Aim =>
Please restate the following records word for word.

==== Exercise material ====

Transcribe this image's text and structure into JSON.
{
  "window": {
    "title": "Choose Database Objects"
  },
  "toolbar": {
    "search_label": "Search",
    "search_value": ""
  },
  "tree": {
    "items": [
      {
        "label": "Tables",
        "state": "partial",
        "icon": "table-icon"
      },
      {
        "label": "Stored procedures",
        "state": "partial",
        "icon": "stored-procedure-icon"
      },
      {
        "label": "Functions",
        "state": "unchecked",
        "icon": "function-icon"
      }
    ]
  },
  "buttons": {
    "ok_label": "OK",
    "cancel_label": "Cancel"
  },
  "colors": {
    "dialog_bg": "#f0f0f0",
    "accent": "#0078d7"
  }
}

====

Task response =>
Transcribe this image's text and structure into JSON.
{
  "window": {
    "title": "Choose Database Objects"
  },
  "toolbar": {
    "search_label": "Search",
    "search_value": ""
  },
  "tree": {
    "items": [
      {
        "label": "Tables",
        "state": "partial",
        "icon": "table-icon"
      },
      {
        "label": "Stored procedures",
        "state": "partial",
        "icon": "stored-procedure-icon"
      },
      {
        "label": "Functions",
        "state": "unchecked",
        "icon": "function-icon"
      }
    ]
  },
  "buttons": {
    "ok_label": "OK",
    "cancel_label": "Cancel"
  },
  "colors": {
    "dialog_bg": "#f0f0f0",
    "accent": "#0078d7"
  }
}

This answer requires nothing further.